Stored data entries:
★ ★ ★
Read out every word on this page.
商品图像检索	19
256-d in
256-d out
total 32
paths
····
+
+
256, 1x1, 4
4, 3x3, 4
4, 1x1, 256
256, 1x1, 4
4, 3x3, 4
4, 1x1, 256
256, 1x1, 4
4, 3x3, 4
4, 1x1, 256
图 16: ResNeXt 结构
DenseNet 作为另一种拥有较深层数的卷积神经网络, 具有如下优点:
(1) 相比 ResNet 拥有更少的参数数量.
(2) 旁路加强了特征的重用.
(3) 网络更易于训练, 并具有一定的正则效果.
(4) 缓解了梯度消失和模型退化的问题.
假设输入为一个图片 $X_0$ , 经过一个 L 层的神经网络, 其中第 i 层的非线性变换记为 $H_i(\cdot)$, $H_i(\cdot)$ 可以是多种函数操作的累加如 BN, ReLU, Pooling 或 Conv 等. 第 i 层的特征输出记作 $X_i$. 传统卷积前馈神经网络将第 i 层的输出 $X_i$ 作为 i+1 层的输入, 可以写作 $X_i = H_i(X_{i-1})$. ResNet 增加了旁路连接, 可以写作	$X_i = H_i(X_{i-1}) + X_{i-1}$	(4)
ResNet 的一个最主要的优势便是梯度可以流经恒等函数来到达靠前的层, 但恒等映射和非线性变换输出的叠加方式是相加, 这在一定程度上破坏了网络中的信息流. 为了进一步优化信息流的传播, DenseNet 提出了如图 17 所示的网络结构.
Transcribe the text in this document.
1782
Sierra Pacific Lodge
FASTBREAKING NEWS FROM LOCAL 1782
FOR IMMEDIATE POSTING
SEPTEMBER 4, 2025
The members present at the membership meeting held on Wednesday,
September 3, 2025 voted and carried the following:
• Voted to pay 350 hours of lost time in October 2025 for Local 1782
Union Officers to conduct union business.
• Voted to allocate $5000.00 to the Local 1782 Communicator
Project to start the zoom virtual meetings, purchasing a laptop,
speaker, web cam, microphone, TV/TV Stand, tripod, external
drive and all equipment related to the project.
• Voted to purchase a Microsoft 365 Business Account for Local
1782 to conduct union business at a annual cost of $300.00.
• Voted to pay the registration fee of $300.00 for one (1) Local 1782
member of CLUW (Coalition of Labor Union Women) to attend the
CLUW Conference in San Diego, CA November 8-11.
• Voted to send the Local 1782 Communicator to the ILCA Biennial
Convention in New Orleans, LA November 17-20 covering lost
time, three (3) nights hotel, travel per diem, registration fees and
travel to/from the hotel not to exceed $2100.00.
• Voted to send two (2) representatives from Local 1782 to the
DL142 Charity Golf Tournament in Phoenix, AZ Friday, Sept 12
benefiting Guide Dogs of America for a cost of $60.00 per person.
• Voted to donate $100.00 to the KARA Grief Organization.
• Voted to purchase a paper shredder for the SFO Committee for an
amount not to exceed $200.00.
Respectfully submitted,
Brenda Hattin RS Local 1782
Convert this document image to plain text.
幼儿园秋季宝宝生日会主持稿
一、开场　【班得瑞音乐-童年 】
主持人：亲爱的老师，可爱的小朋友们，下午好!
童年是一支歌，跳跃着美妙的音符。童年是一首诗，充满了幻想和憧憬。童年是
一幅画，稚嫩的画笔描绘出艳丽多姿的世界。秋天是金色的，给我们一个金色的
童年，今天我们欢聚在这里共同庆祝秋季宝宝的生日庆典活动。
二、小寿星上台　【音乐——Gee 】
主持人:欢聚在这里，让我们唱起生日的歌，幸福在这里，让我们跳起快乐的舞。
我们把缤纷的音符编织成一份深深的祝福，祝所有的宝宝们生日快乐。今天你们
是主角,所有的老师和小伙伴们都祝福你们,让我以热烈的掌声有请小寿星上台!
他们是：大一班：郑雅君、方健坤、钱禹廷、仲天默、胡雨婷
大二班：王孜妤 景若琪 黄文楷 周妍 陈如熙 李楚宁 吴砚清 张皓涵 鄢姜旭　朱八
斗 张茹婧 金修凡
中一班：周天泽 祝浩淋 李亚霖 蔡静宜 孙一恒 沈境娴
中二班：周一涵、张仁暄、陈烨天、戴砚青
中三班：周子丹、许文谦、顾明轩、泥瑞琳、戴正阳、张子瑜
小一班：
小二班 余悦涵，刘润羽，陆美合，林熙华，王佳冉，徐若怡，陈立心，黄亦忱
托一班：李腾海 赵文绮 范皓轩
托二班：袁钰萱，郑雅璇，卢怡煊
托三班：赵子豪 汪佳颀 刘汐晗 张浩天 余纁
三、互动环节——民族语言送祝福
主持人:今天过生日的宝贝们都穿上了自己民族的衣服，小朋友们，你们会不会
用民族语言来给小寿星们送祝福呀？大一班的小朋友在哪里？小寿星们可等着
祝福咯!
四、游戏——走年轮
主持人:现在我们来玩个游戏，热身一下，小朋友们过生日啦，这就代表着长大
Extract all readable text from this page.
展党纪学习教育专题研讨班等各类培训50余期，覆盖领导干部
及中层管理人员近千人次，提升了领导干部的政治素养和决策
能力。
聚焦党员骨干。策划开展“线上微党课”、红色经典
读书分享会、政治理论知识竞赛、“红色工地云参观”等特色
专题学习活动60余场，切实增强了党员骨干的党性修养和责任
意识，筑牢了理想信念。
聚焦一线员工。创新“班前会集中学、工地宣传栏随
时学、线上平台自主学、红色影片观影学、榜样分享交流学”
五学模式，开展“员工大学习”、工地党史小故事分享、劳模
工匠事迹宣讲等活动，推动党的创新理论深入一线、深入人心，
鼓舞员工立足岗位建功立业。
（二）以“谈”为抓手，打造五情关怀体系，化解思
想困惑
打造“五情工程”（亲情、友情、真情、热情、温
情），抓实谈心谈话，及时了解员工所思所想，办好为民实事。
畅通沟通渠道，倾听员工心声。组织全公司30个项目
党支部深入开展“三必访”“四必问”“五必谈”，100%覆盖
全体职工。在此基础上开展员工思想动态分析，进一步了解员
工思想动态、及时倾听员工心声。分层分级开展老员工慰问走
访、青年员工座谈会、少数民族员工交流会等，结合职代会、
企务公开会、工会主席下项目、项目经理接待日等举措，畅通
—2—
★ ★ ★
▶ _What is being asked_:
Copy every line that includes the string "send" from the material above.

▶ _Solution below_:
• Voted to send the Local 1782 Communicator to the ILCA Biennial
• Voted to send two (2) representatives from Local 1782 to the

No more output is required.